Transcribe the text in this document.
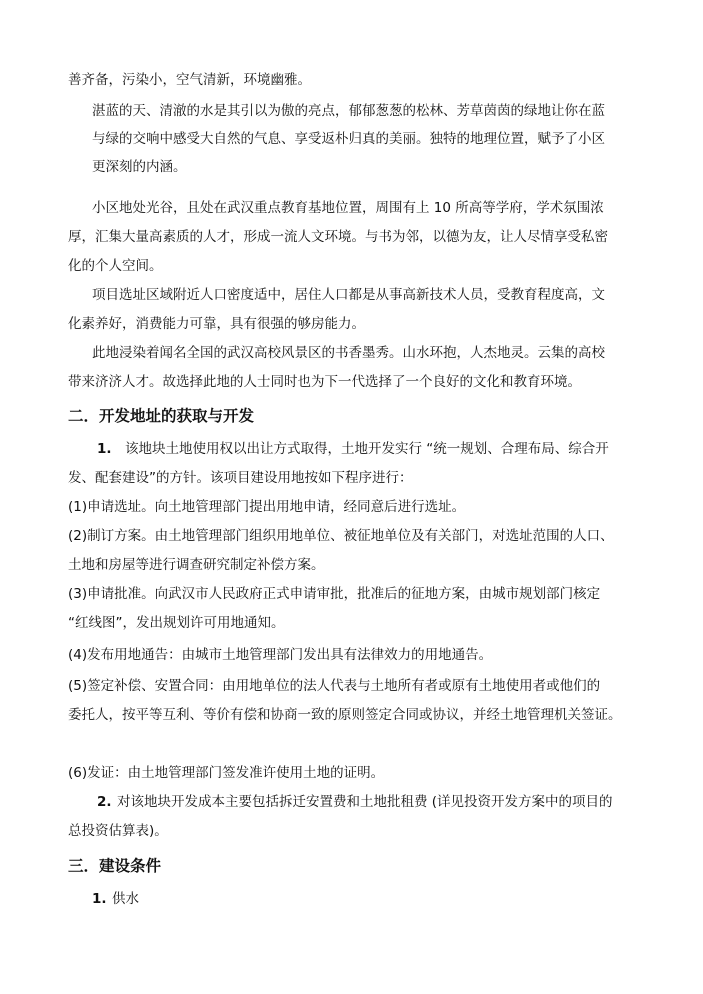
善齐备，污染小，空气清新，环境幽雅。
湛蓝的天、清澈的水是其引以为傲的亮点，郁郁葱葱的松林、芳草茵茵的绿地让你在蓝
与绿的交响中感受大自然的气息、享受返朴归真的美丽。独特的地理位置，赋予了小区
更深刻的内涵。
小区地处光谷，且处在武汉重点教育基地位置，周围有上 10 所高等学府，学术氛围浓
厚，汇集大量高素质的人才，形成一流人文环境。与书为邻，以德为友，让人尽情享受私密
化的个人空间。
项目选址区域附近人口密度适中，居住人口都是从事高新技术人员，受教育程度高，文
化素养好，消费能力可靠，具有很强的够房能力。
此地浸染着闻名全国的武汉高校风景区的书香墨秀。山水环抱，人杰地灵。云集的高校
带来济济人才。故选择此地的人士同时也为下一代选择了一个良好的文化和教育环境。
二．开发地址的获取与开发
1. 该地块土地使用权以出让方式取得，土地开发实行 “统一规划、合理布局、综合开
发、配套建设”的方针。该项目建设用地按如下程序进行：
(1)申请选址。向土地管理部门提出用地申请，经同意后进行选址。
(2)制订方案。由土地管理部门组织用地单位、被征地单位及有关部门，对选址范围的人口、
土地和房屋等进行调查研究制定补偿方案。
(3)申请批准。向武汉市人民政府正式申请审批，批准后的征地方案，由城市规划部门核定
“红线图”，发出规划许可用地通知。
(4)发布用地通告：由城市土地管理部门发出具有法律效力的用地通告。
(5)签定补偿、安置合同：由用地单位的法人代表与土地所有者或原有土地使用者或他们的
委托人，按平等互利、等价有偿和协商一致的原则签定合同或协议，并经土地管理机关签证。
(6)发证：由土地管理部门签发准许使用土地的证明。
2. 对该地块开发成本主要包括拆迁安置费和土地批租费 (详见投资开发方案中的项目的
总投资估算表)。
三．建设条件
1. 供水
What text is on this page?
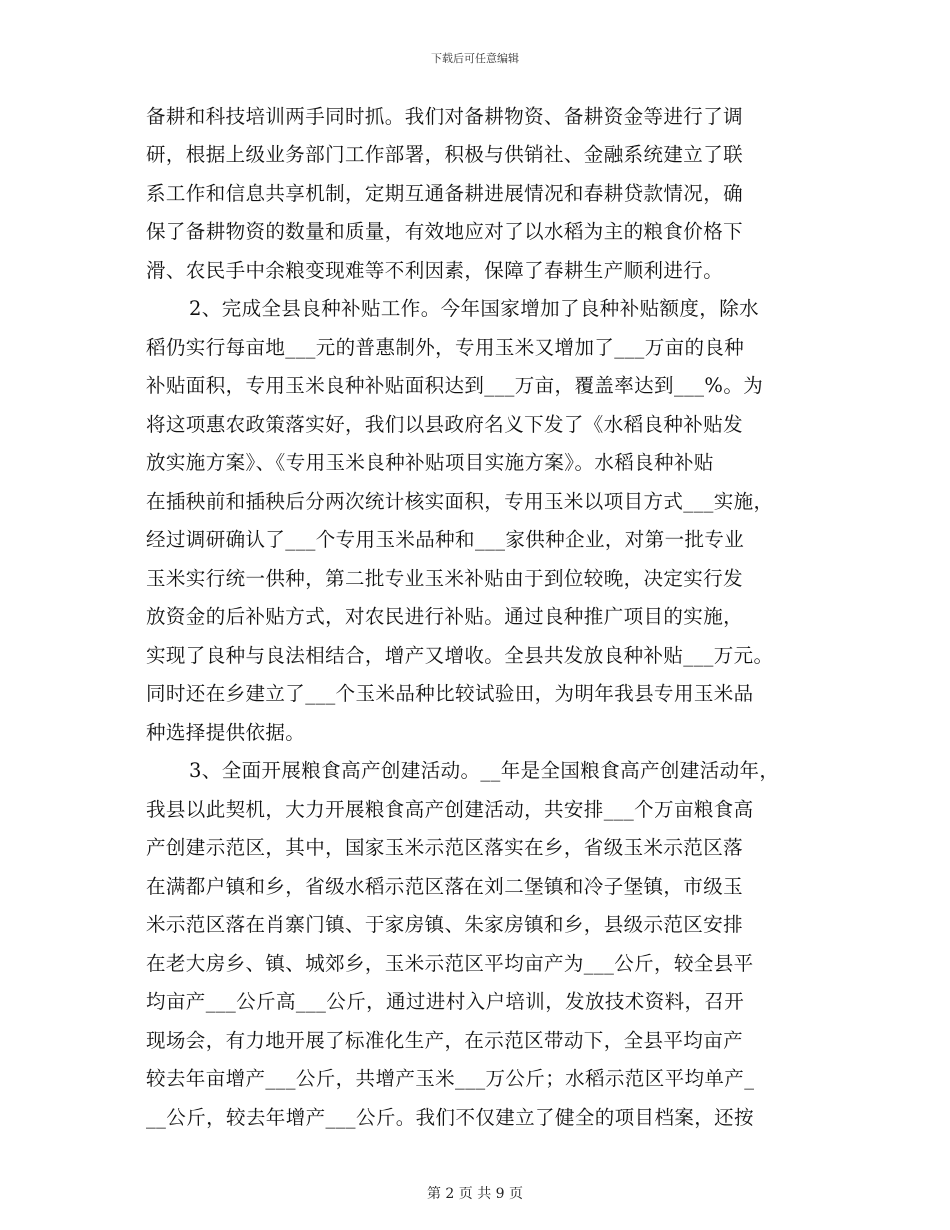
下载后可任意编辑
备耕和科技培训两手同时抓。我们对备耕物资、备耕资金等进行了调
研，根据上级业务部门工作部署，积极与供销社、金融系统建立了联
系工作和信息共享机制，定期互通备耕进展情况和春耕贷款情况，确
保了备耕物资的数量和质量，有效地应对了以水稻为主的粮食价格下
滑、农民手中余粮变现难等不利因素，保障了春耕生产顺利进行。
2、完成全县良种补贴工作。今年国家增加了良种补贴额度，除水
稻仍实行每亩地___元的普惠制外，专用玉米又增加了___万亩的良种
补贴面积，专用玉米良种补贴面积达到___万亩，覆盖率达到___%。为
将这项惠农政策落实好，我们以县政府名义下发了《水稻良种补贴发
放实施方案》、《专用玉米良种补贴项目实施方案》。水稻良种补贴
在插秧前和插秧后分两次统计核实面积，专用玉米以项目方式___实施，
经过调研确认了___个专用玉米品种和___家供种企业，对第一批专业
玉米实行统一供种，第二批专业玉米补贴由于到位较晚，决定实行发
放资金的后补贴方式，对农民进行补贴。通过良种推广项目的实施，
实现了良种与良法相结合，增产又增收。全县共发放良种补贴___万元。
同时还在乡建立了___个玉米品种比较试验田，为明年我县专用玉米品
种选择提供依据。
3、全面开展粮食高产创建活动。__年是全国粮食高产创建活动年，
我县以此契机，大力开展粮食高产创建活动，共安排___个万亩粮食高
产创建示范区，其中，国家玉米示范区落实在乡，省级玉米示范区落
在满都户镇和乡，省级水稻示范区落在刘二堡镇和冷子堡镇，市级玉
米示范区落在肖寨门镇、于家房镇、朱家房镇和乡，县级示范区安排
在老大房乡、镇、城郊乡，玉米示范区平均亩产为___公斤，较全县平
均亩产___公斤高___公斤，通过进村入户培训，发放技术资料，召开
现场会，有力地开展了标准化生产，在示范区带动下，全县平均亩产
较去年亩增产___公斤，共增产玉米___万公斤；水稻示范区平均单产_
__公斤，较去年增产___公斤。我们不仅建立了健全的项目档案，还按
第 2 页 共 9 页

....

#### What this task involves
Using the records above, copy exactly and only the lines from the line with "What text is on this page?" through the end, both included; leave every picture out.

#### Exercise solution
What text is on this page?
下载后可任意编辑
备耕和科技培训两手同时抓。我们对备耕物资、备耕资金等进行了调
研，根据上级业务部门工作部署，积极与供销社、金融系统建立了联
系工作和信息共享机制，定期互通备耕进展情况和春耕贷款情况，确
保了备耕物资的数量和质量，有效地应对了以水稻为主的粮食价格下
滑、农民手中余粮变现难等不利因素，保障了春耕生产顺利进行。
2、完成全县良种补贴工作。今年国家增加了良种补贴额度，除水
稻仍实行每亩地___元的普惠制外，专用玉米又增加了___万亩的良种
补贴面积，专用玉米良种补贴面积达到___万亩，覆盖率达到___%。为
将这项惠农政策落实好，我们以县政府名义下发了《水稻良种补贴发
放实施方案》、《专用玉米良种补贴项目实施方案》。水稻良种补贴
在插秧前和插秧后分两次统计核实面积，专用玉米以项目方式___实施，
经过调研确认了___个专用玉米品种和___家供种企业，对第一批专业
玉米实行统一供种，第二批专业玉米补贴由于到位较晚，决定实行发
放资金的后补贴方式，对农民进行补贴。通过良种推广项目的实施，
实现了良种与良法相结合，增产又增收。全县共发放良种补贴___万元。
同时还在乡建立了___个玉米品种比较试验田，为明年我县专用玉米品
种选择提供依据。
3、全面开展粮食高产创建活动。__年是全国粮食高产创建活动年，
我县以此契机，大力开展粮食高产创建活动，共安排___个万亩粮食高
产创建示范区，其中，国家玉米示范区落实在乡，省级玉米示范区落
在满都户镇和乡，省级水稻示范区落在刘二堡镇和冷子堡镇，市级玉
米示范区落在肖寨门镇、于家房镇、朱家房镇和乡，县级示范区安排
在老大房乡、镇、城郊乡，玉米示范区平均亩产为___公斤，较全县平
均亩产___公斤高___公斤，通过进村入户培训，发放技术资料，召开
现场会，有力地开展了标准化生产，在示范区带动下，全县平均亩产
较去年亩增产___公斤，共增产玉米___万公斤；水稻示范区平均单产_
__公斤，较去年增产___公斤。我们不仅建立了健全的项目档案，还按
第 2 页 共 9 页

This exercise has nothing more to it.